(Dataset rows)
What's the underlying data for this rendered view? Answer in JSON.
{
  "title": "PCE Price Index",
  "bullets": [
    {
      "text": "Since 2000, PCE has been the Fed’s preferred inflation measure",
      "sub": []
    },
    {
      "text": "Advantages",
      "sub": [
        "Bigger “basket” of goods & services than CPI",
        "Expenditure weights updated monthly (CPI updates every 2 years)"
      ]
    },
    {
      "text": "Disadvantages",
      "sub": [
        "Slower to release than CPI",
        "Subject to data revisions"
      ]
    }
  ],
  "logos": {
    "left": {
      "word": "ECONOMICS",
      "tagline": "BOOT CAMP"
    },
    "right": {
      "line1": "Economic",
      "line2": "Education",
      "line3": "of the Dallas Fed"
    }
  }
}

- **Task**: Give back each line above precisely as it stands.

- **Exercise result**:
What's the underlying data for this rendered view? Answer in JSON.
{
  "title": "PCE Price Index",
  "bullets": [
    {
      "text": "Since 2000, PCE has been the Fed’s preferred inflation measure",
      "sub": []
    },
    {
      "text": "Advantages",
      "sub": [
        "Bigger “basket” of goods & services than CPI",
        "Expenditure weights updated monthly (CPI updates every 2 years)"
      ]
    },
    {
      "text": "Disadvantages",
      "sub": [
        "Slower to release than CPI",
        "Subject to data revisions"
      ]
    }
  ],
  "logos": {
    "left": {
      "word": "ECONOMICS",
      "tagline": "BOOT CAMP"
    },
    "right": {
      "line1": "Economic",
      "line2": "Education",
      "line3": "of the Dallas Fed"
    }
  }
}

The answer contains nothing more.